Report back each line of the records that contains the string "type".

PROVIDED DATA:
+++
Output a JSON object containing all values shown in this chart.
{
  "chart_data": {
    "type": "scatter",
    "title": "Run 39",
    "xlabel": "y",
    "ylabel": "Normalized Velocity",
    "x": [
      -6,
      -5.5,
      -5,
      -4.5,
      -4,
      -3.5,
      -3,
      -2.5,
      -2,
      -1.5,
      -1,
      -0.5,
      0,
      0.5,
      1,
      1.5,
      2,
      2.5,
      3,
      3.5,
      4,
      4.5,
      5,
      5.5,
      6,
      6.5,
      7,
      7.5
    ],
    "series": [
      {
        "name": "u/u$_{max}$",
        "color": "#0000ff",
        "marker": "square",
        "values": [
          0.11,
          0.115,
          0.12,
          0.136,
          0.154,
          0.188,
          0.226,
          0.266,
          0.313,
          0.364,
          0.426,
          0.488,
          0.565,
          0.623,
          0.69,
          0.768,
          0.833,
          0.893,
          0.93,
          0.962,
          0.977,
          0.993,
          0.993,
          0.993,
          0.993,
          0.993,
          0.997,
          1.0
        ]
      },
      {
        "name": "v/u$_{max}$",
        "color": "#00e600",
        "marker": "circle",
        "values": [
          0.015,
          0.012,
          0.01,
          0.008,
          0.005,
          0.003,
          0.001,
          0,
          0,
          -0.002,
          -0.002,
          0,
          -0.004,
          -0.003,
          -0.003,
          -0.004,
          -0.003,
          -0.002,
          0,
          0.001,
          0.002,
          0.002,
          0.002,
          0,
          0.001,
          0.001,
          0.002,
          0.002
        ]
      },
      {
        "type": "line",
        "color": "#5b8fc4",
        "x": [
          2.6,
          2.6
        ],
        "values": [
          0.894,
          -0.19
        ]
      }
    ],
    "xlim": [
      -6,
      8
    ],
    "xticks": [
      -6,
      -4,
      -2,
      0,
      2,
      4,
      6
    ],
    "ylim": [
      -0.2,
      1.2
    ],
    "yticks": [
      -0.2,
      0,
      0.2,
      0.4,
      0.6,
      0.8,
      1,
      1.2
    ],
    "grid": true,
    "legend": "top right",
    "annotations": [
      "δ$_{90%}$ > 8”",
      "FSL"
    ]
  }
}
+++
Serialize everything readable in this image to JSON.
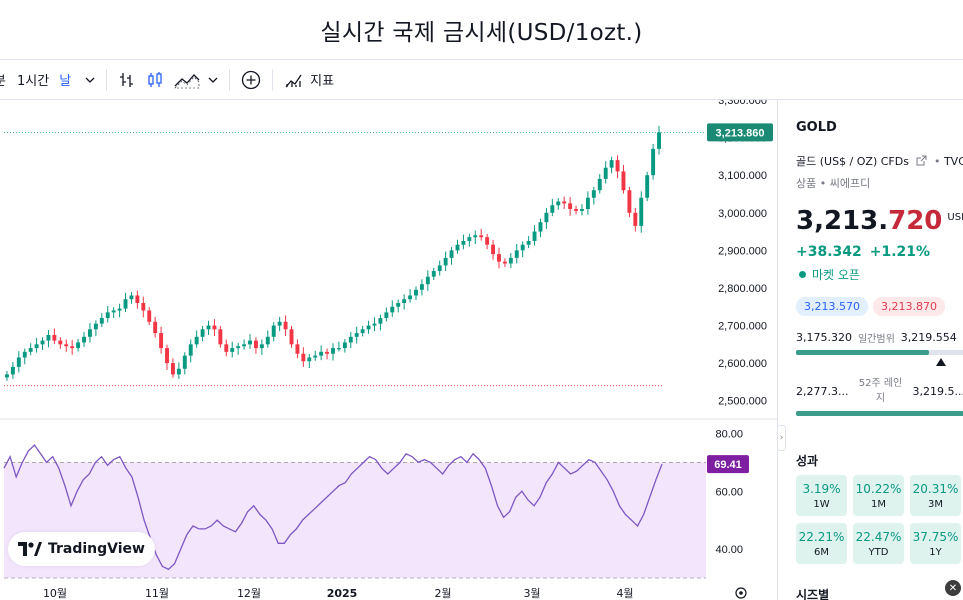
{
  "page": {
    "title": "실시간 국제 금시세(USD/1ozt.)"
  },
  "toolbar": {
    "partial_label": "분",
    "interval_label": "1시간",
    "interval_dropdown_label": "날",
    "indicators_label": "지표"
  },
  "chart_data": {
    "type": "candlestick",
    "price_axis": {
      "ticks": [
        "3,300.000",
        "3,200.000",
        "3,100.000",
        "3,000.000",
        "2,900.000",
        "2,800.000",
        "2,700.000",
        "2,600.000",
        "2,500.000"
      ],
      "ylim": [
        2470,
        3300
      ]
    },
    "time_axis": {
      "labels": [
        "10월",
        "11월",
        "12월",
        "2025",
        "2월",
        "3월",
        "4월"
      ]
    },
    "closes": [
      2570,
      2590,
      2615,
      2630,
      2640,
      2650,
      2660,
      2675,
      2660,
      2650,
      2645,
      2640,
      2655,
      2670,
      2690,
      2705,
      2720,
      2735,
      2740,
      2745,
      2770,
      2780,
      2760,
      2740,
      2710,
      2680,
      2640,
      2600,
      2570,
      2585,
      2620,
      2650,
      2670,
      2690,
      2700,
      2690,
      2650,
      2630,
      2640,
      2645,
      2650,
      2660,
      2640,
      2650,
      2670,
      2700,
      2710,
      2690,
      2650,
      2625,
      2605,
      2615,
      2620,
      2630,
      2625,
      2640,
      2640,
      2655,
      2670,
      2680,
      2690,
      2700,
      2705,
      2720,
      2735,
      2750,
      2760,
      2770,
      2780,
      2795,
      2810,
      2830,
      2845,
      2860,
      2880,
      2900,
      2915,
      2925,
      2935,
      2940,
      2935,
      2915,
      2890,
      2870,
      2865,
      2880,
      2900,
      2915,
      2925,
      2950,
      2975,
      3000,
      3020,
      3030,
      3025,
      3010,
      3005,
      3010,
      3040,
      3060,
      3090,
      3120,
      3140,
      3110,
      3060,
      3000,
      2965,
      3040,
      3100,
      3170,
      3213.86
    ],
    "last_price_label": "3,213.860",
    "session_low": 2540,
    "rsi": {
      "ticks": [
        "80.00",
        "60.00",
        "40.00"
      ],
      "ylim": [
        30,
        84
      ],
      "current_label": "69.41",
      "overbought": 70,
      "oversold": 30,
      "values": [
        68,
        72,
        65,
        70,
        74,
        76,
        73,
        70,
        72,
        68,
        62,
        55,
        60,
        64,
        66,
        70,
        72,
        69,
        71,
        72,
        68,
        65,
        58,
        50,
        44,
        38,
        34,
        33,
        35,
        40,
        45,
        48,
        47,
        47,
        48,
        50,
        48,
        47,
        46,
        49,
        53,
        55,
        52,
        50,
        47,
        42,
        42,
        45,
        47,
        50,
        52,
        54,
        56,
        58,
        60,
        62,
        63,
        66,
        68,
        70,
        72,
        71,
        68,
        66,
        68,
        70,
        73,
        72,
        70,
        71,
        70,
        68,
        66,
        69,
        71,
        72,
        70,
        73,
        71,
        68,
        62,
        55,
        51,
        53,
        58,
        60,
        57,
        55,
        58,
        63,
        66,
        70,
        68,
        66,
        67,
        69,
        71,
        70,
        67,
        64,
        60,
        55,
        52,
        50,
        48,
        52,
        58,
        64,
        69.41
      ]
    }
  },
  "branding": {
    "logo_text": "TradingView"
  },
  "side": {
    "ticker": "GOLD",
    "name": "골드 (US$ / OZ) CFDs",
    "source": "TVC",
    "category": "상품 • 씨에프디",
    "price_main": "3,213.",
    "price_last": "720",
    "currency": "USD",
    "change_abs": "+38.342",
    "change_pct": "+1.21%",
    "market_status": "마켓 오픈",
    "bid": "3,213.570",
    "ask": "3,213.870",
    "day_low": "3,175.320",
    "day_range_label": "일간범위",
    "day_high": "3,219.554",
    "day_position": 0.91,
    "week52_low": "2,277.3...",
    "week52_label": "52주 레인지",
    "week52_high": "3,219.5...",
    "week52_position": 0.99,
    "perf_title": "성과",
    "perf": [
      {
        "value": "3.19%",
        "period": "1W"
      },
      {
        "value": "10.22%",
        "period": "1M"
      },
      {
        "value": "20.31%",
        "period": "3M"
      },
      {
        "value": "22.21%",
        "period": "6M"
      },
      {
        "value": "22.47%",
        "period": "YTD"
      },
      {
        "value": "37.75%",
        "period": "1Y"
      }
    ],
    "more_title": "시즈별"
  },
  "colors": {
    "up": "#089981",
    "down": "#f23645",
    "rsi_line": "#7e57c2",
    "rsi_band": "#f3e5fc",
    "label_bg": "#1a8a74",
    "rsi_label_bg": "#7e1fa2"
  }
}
+++
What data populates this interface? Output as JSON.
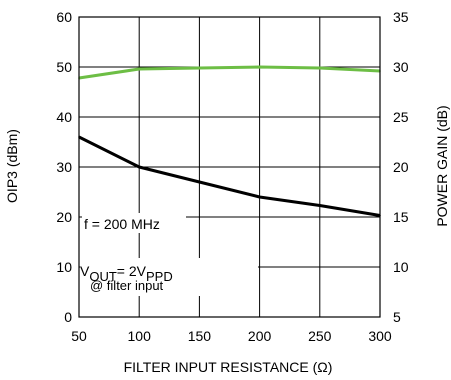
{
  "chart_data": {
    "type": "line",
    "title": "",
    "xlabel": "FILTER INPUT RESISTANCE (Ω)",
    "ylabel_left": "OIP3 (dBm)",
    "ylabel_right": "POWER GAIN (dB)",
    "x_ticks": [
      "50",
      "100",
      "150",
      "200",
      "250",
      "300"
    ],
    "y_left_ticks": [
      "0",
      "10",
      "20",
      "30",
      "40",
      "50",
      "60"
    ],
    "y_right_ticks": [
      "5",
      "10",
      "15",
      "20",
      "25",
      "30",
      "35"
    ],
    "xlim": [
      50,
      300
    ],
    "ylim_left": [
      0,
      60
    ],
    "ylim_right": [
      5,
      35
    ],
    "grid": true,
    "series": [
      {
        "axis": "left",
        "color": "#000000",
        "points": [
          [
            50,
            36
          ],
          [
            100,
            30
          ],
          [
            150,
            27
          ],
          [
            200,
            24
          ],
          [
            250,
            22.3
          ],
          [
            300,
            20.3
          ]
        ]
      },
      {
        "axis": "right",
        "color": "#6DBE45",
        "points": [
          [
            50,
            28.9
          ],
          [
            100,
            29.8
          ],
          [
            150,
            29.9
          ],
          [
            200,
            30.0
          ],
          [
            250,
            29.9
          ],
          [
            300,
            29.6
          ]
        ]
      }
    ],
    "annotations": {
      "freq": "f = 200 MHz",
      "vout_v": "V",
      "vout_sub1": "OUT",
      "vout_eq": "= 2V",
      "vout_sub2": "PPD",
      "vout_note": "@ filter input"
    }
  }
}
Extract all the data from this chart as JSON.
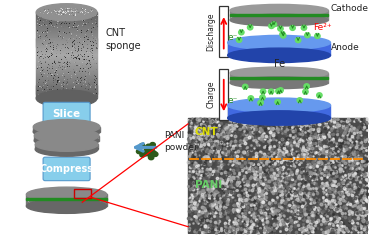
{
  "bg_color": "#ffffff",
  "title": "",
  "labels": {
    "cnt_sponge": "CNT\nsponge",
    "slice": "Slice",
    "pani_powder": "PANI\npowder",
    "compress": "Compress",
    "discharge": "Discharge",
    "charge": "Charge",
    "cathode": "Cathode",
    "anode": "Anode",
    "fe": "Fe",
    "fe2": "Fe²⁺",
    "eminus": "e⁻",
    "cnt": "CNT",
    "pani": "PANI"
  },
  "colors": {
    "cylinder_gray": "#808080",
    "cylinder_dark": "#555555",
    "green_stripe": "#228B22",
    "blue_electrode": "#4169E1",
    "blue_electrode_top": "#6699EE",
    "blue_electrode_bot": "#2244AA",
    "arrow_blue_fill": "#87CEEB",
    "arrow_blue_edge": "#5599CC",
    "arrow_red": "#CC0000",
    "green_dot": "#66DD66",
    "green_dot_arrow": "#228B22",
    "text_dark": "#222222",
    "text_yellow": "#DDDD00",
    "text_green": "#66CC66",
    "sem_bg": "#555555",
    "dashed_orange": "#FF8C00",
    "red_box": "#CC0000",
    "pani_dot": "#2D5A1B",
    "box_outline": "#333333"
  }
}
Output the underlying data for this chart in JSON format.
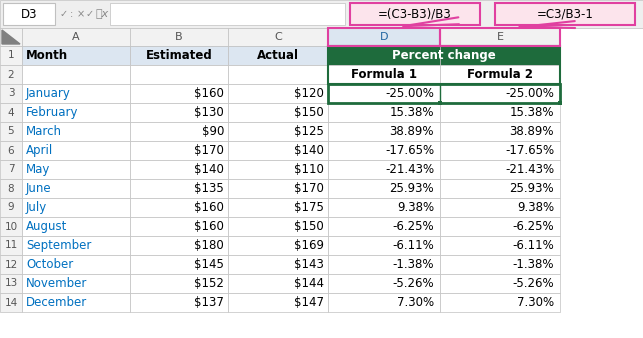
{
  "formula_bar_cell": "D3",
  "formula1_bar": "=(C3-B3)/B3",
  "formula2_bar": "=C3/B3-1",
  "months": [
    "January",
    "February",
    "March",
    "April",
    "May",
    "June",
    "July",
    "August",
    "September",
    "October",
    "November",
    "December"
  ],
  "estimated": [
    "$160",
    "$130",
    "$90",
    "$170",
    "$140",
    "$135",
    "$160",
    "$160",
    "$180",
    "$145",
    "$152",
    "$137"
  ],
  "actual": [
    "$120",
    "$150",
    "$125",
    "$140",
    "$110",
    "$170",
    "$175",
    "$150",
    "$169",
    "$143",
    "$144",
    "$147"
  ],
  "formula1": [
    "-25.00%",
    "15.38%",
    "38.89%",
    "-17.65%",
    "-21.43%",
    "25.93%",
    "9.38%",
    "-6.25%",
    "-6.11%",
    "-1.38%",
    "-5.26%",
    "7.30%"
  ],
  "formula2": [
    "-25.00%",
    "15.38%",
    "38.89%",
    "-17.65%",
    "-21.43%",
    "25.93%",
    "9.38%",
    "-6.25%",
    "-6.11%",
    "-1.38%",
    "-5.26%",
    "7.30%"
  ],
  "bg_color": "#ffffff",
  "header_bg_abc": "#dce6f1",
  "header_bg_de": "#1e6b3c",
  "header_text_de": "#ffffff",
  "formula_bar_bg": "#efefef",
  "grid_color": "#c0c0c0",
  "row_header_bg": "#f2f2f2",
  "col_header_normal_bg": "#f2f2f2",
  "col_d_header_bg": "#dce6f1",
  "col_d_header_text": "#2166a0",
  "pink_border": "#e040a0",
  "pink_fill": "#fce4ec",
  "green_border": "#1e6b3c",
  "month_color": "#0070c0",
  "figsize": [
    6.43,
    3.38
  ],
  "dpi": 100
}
+++
RESULT OF THIS TASK:
    "type": "scatter",
        "type": "line",
    "type": "candlestick",
    "type": "line",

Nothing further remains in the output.